----- Input records -----

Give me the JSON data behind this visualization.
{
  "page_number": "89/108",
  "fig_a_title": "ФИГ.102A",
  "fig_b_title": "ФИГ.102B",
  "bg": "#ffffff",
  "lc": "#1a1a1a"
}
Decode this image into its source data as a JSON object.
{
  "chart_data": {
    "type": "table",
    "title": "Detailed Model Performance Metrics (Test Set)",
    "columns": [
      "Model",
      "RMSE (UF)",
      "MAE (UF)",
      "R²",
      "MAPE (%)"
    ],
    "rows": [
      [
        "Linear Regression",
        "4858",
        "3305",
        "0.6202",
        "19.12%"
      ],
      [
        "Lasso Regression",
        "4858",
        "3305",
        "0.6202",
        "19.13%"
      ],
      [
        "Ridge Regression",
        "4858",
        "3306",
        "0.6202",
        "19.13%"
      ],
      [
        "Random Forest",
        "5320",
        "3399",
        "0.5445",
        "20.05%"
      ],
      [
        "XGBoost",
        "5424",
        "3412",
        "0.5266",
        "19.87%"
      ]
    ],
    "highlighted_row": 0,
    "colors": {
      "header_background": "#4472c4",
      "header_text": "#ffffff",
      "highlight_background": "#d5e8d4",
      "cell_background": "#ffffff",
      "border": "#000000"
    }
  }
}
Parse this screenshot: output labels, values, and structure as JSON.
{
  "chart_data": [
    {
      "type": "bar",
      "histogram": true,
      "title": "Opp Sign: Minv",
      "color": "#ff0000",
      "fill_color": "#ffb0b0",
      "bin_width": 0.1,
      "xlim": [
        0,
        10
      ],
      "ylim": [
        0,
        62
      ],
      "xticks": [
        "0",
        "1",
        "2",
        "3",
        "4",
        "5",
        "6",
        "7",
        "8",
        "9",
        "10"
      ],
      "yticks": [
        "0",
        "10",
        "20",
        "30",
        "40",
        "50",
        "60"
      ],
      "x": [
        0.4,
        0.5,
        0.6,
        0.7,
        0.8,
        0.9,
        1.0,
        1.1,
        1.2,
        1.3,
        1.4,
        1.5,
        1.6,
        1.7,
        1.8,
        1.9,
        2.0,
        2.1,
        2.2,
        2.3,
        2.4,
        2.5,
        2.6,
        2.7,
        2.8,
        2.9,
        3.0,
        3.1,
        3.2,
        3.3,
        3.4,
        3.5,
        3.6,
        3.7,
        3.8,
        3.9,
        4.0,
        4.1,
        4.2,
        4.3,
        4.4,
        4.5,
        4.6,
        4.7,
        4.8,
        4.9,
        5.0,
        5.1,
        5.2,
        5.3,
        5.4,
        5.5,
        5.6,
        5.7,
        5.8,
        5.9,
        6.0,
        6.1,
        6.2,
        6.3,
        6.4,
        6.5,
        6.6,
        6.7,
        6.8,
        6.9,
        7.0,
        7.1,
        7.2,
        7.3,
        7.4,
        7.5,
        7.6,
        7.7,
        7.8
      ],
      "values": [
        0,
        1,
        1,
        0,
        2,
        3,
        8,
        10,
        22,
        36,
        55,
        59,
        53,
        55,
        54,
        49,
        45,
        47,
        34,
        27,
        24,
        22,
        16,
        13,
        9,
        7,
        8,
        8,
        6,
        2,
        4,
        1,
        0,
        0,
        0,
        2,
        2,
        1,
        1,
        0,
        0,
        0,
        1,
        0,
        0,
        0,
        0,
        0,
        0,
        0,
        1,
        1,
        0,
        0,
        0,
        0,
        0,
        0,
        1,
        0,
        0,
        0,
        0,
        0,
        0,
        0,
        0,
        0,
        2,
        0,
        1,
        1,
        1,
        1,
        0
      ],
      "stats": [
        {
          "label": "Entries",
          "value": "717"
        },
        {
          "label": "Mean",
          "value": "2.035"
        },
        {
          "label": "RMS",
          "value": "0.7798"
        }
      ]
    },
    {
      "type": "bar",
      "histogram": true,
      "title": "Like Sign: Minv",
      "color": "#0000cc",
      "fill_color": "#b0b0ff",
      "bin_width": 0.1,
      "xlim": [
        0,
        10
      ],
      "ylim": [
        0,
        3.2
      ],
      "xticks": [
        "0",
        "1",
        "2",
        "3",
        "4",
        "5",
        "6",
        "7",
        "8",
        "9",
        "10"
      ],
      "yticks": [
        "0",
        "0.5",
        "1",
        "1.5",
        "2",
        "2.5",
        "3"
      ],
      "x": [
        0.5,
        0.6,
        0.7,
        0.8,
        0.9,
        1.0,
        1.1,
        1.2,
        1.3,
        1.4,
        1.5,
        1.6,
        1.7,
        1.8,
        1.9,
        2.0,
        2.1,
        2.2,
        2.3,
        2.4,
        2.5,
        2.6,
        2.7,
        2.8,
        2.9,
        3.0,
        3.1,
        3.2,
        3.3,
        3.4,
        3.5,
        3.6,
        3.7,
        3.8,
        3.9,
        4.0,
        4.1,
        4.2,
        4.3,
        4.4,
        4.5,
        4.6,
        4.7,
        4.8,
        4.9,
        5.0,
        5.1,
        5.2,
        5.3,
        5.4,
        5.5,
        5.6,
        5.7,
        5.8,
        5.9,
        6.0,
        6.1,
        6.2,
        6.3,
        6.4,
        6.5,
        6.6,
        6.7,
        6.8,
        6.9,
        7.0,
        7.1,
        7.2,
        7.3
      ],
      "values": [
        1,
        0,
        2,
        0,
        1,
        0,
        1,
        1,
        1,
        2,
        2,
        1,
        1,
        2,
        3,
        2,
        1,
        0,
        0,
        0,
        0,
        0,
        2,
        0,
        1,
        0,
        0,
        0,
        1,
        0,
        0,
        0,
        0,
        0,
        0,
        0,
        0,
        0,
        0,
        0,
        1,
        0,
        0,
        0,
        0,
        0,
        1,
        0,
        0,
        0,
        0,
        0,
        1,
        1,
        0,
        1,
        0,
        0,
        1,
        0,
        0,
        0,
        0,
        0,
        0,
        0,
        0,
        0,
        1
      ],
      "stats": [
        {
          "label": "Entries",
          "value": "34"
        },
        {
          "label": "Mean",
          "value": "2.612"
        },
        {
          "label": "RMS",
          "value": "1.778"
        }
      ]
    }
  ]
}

-----

Task goal →
Report only how many lines in the entries contain "Minv".

Final result →
2